Stored entries

********************

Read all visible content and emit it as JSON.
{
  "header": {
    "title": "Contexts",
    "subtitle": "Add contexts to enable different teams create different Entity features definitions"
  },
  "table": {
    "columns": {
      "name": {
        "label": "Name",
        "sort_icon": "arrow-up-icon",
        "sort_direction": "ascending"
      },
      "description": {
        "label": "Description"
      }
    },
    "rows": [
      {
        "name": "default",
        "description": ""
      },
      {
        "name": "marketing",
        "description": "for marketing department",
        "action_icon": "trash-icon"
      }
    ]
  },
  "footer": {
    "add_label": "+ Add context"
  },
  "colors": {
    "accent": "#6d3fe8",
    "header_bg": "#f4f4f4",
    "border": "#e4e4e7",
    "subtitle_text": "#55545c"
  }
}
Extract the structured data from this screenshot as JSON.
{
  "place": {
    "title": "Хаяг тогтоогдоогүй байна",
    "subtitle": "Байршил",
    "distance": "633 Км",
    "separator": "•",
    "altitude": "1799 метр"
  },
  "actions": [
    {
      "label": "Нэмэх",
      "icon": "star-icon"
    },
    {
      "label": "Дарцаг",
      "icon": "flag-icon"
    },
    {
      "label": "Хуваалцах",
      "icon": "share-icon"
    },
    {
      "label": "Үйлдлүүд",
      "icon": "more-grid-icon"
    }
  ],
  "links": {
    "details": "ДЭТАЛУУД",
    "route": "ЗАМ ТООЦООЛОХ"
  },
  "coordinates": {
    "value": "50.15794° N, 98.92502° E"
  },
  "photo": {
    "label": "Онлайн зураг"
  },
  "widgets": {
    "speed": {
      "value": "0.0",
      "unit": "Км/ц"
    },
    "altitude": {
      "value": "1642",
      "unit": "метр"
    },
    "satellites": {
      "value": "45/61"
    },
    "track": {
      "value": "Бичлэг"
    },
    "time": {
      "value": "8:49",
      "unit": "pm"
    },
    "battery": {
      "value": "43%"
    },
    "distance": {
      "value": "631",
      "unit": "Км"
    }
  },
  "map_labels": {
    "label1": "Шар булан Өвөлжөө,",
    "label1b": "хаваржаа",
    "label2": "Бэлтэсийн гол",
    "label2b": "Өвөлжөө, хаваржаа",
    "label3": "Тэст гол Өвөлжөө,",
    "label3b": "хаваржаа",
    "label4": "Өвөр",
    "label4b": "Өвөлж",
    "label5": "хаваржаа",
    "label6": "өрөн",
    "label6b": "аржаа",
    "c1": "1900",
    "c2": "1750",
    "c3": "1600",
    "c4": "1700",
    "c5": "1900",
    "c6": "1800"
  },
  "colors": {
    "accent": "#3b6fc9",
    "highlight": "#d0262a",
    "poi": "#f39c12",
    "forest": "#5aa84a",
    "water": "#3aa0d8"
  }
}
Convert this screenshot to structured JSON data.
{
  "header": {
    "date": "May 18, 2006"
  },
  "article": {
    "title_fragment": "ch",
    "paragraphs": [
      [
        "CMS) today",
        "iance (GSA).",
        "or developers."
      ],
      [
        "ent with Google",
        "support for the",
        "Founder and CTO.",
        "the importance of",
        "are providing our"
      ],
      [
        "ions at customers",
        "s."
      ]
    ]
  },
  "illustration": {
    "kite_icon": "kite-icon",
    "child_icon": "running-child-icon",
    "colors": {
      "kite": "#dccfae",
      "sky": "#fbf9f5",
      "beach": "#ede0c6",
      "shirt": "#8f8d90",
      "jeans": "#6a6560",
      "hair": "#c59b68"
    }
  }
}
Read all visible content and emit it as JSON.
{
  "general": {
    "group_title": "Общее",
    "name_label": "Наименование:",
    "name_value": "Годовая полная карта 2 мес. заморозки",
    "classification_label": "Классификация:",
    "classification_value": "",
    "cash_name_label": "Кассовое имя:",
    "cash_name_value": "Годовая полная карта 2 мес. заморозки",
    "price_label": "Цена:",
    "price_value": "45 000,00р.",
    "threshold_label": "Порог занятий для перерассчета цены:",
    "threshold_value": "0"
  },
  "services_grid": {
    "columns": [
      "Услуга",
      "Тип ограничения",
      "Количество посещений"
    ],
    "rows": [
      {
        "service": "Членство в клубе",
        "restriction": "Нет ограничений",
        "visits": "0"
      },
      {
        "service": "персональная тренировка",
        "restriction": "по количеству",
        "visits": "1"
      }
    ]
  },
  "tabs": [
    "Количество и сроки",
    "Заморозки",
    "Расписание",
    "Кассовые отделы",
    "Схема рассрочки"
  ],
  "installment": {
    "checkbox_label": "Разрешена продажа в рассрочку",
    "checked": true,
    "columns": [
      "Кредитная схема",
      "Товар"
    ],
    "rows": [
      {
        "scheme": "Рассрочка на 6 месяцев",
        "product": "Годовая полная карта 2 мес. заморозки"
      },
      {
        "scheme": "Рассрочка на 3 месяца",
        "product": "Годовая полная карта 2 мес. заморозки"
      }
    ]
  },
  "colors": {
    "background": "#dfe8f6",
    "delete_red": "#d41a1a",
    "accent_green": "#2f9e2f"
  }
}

********************

EXERCISE: Repeat the records above exactly, leaving none out.

EXERCISE RESPONSE:
Read all visible content and emit it as JSON.
{
  "header": {
    "title": "Contexts",
    "subtitle": "Add contexts to enable different teams create different Entity features definitions"
  },
  "table": {
    "columns": {
      "name": {
        "label": "Name",
        "sort_icon": "arrow-up-icon",
        "sort_direction": "ascending"
      },
      "description": {
        "label": "Description"
      }
    },
    "rows": [
      {
        "name": "default",
        "description": ""
      },
      {
        "name": "marketing",
        "description": "for marketing department",
        "action_icon": "trash-icon"
      }
    ]
  },
  "footer": {
    "add_label": "+ Add context"
  },
  "colors": {
    "accent": "#6d3fe8",
    "header_bg": "#f4f4f4",
    "border": "#e4e4e7",
    "subtitle_text": "#55545c"
  }
}
Extract the structured data from this screenshot as JSON.
{
  "place": {
    "title": "Хаяг тогтоогдоогүй байна",
    "subtitle": "Байршил",
    "distance": "633 Км",
    "separator": "•",
    "altitude": "1799 метр"
  },
  "actions": [
    {
      "label": "Нэмэх",
      "icon": "star-icon"
    },
    {
      "label": "Дарцаг",
      "icon": "flag-icon"
    },
    {
      "label": "Хуваалцах",
      "icon": "share-icon"
    },
    {
      "label": "Үйлдлүүд",
      "icon": "more-grid-icon"
    }
  ],
  "links": {
    "details": "ДЭТАЛУУД",
    "route": "ЗАМ ТООЦООЛОХ"
  },
  "coordinates": {
    "value": "50.15794° N, 98.92502° E"
  },
  "photo": {
    "label": "Онлайн зураг"
  },
  "widgets": {
    "speed": {
      "value": "0.0",
      "unit": "Км/ц"
    },
    "altitude": {
      "value": "1642",
      "unit": "метр"
    },
    "satellites": {
      "value": "45/61"
    },
    "track": {
      "value": "Бичлэг"
    },
    "time": {
      "value": "8:49",
      "unit": "pm"
    },
    "battery": {
      "value": "43%"
    },
    "distance": {
      "value": "631",
      "unit": "Км"
    }
  },
  "map_labels": {
    "label1": "Шар булан Өвөлжөө,",
    "label1b": "хаваржаа",
    "label2": "Бэлтэсийн гол",
    "label2b": "Өвөлжөө, хаваржаа",
    "label3": "Тэст гол Өвөлжөө,",
    "label3b": "хаваржаа",
    "label4": "Өвөр",
    "label4b": "Өвөлж",
    "label5": "хаваржаа",
    "label6": "өрөн",
    "label6b": "аржаа",
    "c1": "1900",
    "c2": "1750",
    "c3": "1600",
    "c4": "1700",
    "c5": "1900",
    "c6": "1800"
  },
  "colors": {
    "accent": "#3b6fc9",
    "highlight": "#d0262a",
    "poi": "#f39c12",
    "forest": "#5aa84a",
    "water": "#3aa0d8"
  }
}
Convert this screenshot to structured JSON data.
{
  "header": {
    "date": "May 18, 2006"
  },
  "article": {
    "title_fragment": "ch",
    "paragraphs": [
      [
        "CMS) today",
        "iance (GSA).",
        "or developers."
      ],
      [
        "ent with Google",
        "support for the",
        "Founder and CTO.",
        "the importance of",
        "are providing our"
      ],
      [
        "ions at customers",
        "s."
      ]
    ]
  },
  "illustration": {
    "kite_icon": "kite-icon",
    "child_icon": "running-child-icon",
    "colors": {
      "kite": "#dccfae",
      "sky": "#fbf9f5",
      "beach": "#ede0c6",
      "shirt": "#8f8d90",
      "jeans": "#6a6560",
      "hair": "#c59b68"
    }
  }
}
Read all visible content and emit it as JSON.
{
  "general": {
    "group_title": "Общее",
    "name_label": "Наименование:",
    "name_value": "Годовая полная карта 2 мес. заморозки",
    "classification_label": "Классификация:",
    "classification_value": "",
    "cash_name_label": "Кассовое имя:",
    "cash_name_value": "Годовая полная карта 2 мес. заморозки",
    "price_label": "Цена:",
    "price_value": "45 000,00р.",
    "threshold_label": "Порог занятий для перерассчета цены:",
    "threshold_value": "0"
  },
  "services_grid": {
    "columns": [
      "Услуга",
      "Тип ограничения",
      "Количество посещений"
    ],
    "rows": [
      {
        "service": "Членство в клубе",
        "restriction": "Нет ограничений",
        "visits": "0"
      },
      {
        "service": "персональная тренировка",
        "restriction": "по количеству",
        "visits": "1"
      }
    ]
  },
  "tabs": [
    "Количество и сроки",
    "Заморозки",
    "Расписание",
    "Кассовые отделы",
    "Схема рассрочки"
  ],
  "installment": {
    "checkbox_label": "Разрешена продажа в рассрочку",
    "checked": true,
    "columns": [
      "Кредитная схема",
      "Товар"
    ],
    "rows": [
      {
        "scheme": "Рассрочка на 6 месяцев",
        "product": "Годовая полная карта 2 мес. заморозки"
      },
      {
        "scheme": "Рассрочка на 3 месяца",
        "product": "Годовая полная карта 2 мес. заморозки"
      }
    ]
  },
  "colors": {
    "background": "#dfe8f6",
    "delete_red": "#d41a1a",
    "accent_green": "#2f9e2f"
  }
}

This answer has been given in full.